__TASK INPUT__.
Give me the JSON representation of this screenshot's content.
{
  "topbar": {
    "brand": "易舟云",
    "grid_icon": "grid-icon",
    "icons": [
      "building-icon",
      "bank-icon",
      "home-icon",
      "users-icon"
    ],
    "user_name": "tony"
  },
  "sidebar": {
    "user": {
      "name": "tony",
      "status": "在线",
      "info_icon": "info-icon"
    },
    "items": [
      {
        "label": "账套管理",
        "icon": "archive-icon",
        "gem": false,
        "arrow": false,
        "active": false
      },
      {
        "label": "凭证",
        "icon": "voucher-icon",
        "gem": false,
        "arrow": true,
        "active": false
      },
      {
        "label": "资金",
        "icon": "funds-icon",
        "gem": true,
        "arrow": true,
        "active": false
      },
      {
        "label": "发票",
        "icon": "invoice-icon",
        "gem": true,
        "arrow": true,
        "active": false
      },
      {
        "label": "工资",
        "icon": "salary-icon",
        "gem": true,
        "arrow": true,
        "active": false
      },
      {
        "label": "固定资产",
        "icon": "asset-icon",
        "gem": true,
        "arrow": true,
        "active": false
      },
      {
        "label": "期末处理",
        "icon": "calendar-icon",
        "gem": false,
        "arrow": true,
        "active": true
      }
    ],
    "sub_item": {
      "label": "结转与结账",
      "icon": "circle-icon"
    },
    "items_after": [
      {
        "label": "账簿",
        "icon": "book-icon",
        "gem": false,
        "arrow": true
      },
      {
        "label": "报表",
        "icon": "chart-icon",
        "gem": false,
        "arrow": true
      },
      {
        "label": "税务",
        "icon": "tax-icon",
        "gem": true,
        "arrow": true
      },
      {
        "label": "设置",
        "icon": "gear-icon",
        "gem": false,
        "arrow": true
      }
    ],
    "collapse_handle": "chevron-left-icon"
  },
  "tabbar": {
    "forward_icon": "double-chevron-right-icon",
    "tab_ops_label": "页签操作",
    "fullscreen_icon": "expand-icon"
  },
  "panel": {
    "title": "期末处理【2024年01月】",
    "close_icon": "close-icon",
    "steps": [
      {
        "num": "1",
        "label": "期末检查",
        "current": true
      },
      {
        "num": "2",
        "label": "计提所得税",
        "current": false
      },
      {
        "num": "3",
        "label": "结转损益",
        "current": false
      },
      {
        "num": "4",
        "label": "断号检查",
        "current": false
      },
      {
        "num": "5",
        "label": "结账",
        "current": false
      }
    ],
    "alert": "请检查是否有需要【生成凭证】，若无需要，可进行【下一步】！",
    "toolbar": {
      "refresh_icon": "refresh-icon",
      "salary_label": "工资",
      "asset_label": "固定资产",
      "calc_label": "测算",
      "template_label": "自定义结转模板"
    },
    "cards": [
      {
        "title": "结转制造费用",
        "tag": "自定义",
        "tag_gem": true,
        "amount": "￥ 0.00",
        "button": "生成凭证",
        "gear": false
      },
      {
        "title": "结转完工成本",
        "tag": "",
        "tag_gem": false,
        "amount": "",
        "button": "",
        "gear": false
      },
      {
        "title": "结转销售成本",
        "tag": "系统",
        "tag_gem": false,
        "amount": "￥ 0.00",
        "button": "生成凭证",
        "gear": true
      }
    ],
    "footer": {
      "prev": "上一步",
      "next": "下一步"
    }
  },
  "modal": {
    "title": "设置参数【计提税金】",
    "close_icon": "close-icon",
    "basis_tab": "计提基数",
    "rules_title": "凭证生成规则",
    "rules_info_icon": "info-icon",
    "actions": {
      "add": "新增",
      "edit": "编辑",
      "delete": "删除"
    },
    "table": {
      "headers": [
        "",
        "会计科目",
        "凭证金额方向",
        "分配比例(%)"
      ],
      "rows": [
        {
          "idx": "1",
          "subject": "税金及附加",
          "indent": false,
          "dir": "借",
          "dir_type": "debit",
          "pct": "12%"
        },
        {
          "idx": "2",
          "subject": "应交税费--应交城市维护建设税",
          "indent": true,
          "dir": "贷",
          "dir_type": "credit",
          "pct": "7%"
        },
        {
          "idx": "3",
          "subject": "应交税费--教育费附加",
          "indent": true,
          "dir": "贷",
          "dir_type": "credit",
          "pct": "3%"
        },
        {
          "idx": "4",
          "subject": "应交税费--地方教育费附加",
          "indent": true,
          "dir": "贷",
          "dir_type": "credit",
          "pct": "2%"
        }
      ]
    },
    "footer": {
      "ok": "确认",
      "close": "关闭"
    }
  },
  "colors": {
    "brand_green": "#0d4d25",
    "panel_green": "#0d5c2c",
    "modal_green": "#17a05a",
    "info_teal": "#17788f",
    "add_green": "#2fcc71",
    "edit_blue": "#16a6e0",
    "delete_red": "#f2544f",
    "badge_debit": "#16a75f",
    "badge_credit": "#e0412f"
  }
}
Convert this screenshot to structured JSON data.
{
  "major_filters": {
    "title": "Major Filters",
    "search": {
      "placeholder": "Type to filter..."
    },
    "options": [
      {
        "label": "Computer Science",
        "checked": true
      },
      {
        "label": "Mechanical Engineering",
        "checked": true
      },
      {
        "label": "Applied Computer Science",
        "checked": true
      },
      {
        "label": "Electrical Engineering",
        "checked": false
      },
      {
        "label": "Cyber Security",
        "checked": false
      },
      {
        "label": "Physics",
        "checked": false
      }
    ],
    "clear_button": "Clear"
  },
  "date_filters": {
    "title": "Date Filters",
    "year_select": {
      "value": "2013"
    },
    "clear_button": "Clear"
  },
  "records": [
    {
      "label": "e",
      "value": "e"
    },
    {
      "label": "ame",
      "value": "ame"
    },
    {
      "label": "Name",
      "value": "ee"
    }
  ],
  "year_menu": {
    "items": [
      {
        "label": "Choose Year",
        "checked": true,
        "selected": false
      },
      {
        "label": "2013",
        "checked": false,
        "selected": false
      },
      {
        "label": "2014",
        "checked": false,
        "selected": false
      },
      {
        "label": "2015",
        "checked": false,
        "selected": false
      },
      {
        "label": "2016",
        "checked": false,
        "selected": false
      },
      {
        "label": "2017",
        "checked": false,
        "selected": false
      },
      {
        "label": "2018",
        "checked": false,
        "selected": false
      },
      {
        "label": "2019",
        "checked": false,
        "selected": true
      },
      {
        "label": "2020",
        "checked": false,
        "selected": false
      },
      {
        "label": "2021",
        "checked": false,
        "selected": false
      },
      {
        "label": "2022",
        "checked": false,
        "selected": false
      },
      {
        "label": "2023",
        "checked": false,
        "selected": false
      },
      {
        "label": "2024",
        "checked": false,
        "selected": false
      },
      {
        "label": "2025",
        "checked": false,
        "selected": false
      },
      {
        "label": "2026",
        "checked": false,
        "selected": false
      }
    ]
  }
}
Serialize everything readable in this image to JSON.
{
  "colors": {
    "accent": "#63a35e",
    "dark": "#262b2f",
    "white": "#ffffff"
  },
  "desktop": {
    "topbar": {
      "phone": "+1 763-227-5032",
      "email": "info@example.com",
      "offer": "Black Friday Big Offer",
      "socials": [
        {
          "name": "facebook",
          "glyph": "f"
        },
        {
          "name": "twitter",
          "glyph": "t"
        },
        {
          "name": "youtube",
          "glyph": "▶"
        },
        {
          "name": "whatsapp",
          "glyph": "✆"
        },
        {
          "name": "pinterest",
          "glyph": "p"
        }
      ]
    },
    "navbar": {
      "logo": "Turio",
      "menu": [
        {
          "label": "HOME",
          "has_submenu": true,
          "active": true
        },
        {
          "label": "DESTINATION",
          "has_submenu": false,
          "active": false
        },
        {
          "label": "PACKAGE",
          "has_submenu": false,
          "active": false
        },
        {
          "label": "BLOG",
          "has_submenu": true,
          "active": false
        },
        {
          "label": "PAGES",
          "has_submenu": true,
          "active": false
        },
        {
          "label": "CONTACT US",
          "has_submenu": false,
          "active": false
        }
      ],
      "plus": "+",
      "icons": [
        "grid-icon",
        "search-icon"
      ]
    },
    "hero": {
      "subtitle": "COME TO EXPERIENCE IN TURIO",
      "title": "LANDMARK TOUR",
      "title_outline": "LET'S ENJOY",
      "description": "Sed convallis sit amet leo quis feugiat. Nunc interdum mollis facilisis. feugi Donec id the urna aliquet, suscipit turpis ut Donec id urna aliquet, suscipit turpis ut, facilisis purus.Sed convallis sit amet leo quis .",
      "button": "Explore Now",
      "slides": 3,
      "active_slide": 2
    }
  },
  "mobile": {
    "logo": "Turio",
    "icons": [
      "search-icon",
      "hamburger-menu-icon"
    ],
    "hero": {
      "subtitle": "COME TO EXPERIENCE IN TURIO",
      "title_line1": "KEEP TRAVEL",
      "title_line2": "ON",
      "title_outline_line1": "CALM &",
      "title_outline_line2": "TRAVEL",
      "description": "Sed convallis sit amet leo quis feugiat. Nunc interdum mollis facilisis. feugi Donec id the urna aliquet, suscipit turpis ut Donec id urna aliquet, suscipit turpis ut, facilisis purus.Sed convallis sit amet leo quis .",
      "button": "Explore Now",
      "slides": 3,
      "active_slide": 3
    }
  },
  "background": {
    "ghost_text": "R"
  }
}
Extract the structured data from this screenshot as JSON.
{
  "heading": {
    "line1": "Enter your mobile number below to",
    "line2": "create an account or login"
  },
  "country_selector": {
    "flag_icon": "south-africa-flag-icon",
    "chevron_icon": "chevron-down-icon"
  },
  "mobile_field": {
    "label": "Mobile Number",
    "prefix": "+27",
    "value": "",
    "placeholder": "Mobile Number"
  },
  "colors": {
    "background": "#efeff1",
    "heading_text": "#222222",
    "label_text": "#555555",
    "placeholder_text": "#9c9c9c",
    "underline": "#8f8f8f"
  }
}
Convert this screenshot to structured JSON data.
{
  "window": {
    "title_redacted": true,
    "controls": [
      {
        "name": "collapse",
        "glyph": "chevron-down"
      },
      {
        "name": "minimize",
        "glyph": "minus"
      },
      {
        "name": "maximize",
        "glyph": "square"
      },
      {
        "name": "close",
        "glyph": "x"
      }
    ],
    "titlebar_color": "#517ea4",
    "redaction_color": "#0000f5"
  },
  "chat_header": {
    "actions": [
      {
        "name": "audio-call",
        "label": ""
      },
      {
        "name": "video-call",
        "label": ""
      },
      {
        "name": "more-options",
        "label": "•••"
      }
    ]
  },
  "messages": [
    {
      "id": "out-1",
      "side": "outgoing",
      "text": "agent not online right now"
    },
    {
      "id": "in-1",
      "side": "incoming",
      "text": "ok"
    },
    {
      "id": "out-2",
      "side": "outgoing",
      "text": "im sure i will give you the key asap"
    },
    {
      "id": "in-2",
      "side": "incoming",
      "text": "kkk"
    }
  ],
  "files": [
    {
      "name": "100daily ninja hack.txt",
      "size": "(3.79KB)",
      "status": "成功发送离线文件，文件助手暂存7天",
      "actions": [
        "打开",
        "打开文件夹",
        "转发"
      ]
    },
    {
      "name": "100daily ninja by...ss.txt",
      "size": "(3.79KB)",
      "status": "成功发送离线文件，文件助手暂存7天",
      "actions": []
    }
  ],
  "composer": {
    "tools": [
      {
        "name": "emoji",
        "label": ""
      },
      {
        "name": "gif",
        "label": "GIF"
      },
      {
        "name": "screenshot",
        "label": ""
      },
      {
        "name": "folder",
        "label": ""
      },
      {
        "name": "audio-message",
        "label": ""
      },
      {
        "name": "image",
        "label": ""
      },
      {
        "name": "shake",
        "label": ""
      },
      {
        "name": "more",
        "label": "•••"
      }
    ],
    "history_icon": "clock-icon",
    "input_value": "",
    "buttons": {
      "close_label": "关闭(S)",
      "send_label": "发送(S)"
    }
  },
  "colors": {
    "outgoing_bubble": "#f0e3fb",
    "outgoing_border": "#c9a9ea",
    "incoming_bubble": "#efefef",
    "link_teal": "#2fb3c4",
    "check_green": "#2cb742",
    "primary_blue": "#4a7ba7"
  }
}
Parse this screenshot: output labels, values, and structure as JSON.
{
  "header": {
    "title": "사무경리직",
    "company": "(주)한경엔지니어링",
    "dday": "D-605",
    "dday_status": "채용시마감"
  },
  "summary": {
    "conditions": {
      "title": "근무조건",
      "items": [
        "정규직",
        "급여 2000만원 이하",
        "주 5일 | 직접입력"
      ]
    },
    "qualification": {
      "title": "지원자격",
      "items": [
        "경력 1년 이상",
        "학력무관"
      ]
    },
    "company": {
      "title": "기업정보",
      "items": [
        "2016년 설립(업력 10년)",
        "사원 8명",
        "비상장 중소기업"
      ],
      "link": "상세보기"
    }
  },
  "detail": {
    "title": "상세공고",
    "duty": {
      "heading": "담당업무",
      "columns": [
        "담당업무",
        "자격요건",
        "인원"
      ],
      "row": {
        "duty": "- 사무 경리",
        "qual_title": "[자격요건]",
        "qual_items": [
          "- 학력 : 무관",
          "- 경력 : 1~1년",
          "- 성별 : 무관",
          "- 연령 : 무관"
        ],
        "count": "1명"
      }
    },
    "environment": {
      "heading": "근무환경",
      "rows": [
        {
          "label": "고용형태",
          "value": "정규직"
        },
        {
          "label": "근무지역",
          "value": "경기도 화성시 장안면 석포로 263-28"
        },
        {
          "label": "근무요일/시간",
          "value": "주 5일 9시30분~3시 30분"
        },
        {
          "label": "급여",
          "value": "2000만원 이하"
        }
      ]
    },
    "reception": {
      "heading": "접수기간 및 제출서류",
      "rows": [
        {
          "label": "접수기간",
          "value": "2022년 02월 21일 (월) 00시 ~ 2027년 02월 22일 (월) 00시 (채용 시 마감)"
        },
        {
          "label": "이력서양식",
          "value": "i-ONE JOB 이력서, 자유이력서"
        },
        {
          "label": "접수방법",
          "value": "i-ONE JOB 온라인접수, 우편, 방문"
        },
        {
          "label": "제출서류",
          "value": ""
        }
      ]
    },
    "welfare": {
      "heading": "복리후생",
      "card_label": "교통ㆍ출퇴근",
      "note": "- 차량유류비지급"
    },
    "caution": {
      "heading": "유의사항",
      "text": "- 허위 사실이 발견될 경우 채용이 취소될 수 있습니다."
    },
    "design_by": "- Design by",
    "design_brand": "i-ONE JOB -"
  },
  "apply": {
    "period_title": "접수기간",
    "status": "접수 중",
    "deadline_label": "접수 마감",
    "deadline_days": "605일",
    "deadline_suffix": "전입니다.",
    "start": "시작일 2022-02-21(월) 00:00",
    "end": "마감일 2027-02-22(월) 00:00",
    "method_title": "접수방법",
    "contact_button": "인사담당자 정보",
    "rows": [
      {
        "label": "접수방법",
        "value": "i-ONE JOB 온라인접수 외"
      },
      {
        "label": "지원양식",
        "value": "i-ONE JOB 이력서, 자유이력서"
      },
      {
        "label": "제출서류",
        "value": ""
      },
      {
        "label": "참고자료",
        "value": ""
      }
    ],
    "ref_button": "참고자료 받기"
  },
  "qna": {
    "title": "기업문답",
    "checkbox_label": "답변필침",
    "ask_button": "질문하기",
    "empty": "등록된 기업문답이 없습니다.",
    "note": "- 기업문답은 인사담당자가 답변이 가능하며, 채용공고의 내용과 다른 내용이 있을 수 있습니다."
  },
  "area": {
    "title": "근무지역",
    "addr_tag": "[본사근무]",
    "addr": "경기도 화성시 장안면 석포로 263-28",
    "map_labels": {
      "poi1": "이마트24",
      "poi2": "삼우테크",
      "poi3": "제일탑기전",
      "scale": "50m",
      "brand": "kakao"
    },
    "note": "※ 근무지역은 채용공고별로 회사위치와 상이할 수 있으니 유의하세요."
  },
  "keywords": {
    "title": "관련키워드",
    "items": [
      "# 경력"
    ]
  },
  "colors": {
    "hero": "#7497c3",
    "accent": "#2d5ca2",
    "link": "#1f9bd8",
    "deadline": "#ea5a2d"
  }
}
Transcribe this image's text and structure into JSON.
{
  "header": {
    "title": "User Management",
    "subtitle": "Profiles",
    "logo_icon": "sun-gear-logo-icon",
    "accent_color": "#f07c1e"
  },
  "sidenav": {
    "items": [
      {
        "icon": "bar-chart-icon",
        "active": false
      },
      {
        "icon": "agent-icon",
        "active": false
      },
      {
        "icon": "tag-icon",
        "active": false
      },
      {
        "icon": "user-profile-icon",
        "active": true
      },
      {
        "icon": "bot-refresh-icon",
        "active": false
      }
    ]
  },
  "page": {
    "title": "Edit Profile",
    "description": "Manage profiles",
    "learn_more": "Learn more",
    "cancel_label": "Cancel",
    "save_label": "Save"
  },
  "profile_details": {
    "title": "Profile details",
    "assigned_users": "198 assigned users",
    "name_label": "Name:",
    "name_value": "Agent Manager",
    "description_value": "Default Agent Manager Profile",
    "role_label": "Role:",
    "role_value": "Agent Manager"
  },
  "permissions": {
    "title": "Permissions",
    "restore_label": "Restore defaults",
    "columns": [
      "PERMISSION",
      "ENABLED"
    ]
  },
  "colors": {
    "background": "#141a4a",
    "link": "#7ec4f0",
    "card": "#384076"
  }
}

__PROBLEM DETAILS__.
Extract every line above that contains the word "image".

__ANSWER TO THE EXERCISE__.
Serialize everything readable in this image to JSON.
        "name": "image",
Transcribe this image's text and structure into JSON.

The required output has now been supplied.